Data items
• • • • • • •

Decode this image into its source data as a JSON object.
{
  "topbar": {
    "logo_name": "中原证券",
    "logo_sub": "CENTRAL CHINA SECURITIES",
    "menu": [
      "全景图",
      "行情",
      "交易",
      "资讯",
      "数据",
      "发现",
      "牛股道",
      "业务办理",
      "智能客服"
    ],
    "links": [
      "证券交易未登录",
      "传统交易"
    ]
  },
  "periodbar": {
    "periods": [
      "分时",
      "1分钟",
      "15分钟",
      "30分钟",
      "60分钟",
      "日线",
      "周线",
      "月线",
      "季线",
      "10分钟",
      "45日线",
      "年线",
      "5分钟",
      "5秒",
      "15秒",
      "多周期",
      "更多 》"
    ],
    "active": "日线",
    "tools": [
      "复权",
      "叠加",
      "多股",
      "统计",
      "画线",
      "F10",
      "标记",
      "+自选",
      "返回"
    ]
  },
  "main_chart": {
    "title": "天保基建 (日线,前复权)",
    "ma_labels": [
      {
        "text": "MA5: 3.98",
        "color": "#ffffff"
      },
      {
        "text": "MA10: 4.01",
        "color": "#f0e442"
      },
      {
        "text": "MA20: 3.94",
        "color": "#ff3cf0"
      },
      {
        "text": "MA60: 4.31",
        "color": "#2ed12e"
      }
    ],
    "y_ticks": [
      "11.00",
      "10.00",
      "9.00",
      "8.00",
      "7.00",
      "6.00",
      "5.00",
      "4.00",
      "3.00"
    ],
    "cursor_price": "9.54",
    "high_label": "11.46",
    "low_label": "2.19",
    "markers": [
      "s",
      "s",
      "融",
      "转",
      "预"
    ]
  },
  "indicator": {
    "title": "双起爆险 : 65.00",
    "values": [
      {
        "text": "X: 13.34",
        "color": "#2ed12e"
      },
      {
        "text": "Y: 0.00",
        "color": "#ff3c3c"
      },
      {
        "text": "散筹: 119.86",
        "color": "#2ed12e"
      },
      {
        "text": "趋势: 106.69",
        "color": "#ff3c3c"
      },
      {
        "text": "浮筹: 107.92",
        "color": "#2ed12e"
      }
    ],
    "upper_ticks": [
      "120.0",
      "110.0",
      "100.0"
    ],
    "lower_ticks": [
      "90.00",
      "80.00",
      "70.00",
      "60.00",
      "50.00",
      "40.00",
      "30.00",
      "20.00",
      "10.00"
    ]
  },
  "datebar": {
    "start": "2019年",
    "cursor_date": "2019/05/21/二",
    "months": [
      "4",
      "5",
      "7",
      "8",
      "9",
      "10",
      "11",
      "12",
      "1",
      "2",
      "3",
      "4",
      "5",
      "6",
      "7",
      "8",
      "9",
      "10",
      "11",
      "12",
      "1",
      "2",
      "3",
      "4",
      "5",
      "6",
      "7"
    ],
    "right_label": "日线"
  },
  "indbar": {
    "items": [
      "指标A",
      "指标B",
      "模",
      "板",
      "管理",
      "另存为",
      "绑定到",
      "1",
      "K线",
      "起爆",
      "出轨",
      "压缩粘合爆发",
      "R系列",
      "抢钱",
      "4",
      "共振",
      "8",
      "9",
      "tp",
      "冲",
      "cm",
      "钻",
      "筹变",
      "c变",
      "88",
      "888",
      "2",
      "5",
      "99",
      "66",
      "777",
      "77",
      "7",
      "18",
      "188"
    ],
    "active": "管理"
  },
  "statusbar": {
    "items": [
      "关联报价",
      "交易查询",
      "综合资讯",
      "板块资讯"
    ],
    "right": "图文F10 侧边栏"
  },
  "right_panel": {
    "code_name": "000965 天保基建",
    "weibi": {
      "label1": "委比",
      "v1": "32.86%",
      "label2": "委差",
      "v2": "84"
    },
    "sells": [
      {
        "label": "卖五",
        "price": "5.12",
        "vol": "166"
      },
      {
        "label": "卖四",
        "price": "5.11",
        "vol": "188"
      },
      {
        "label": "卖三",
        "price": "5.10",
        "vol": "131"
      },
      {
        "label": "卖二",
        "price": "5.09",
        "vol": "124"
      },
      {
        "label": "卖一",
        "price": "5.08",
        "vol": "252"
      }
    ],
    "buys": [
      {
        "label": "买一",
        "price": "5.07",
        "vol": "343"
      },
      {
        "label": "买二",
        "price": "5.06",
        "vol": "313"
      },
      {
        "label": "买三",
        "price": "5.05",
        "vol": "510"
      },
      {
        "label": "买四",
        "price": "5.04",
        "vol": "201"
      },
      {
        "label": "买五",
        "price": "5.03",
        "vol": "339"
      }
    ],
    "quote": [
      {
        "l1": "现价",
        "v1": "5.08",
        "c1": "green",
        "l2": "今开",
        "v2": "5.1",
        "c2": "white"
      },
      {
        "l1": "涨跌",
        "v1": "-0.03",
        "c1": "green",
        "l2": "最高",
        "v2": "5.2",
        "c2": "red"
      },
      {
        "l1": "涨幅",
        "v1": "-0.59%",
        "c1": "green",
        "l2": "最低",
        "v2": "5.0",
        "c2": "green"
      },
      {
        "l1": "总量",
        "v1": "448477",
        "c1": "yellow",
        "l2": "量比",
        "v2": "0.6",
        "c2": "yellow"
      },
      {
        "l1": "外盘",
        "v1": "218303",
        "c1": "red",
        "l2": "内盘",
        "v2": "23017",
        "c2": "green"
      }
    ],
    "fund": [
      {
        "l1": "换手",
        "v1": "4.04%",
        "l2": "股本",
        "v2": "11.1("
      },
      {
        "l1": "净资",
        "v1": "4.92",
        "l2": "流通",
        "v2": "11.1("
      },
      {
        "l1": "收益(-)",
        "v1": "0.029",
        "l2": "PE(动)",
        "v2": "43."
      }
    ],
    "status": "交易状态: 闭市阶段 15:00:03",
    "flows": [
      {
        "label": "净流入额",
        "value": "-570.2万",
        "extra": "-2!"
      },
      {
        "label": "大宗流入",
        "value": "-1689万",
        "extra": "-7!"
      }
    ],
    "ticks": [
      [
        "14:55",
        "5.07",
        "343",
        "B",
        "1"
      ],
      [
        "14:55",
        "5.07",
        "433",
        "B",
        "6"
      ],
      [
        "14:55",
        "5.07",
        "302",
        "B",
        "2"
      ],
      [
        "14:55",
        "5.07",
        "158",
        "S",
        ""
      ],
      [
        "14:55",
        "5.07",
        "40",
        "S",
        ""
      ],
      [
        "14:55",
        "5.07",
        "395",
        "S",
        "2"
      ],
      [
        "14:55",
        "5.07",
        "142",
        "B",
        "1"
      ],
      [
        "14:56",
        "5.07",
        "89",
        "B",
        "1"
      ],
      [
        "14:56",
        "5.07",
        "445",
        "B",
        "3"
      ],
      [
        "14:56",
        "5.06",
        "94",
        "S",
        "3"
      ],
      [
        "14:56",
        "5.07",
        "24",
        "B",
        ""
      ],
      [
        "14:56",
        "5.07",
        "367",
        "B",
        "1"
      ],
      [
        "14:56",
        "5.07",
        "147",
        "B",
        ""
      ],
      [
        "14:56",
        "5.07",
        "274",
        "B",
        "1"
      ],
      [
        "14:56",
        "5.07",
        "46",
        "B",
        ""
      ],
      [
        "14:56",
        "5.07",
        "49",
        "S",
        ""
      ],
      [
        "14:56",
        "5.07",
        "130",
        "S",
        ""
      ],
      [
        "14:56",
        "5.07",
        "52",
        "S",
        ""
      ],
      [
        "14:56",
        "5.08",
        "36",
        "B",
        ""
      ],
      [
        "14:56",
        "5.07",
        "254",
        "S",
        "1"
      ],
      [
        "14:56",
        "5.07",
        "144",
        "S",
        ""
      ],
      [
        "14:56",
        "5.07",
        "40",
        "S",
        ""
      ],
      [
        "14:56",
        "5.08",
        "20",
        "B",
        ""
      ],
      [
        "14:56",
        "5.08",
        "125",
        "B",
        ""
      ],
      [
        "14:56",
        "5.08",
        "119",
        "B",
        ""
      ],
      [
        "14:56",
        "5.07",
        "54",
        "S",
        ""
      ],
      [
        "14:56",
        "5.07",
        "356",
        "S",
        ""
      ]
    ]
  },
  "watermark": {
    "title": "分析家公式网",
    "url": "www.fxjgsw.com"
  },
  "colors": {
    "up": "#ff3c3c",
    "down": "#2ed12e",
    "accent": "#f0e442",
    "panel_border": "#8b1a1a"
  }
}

• • • • • • •

• EXERCISE OBJECTIVE:
Search the records for the word "天保基建", then list every line that has it.

• WRITTEN RESPONSE:
    "title": "天保基建 (日线,前复权)",
    "code_name": "000965 天保基建",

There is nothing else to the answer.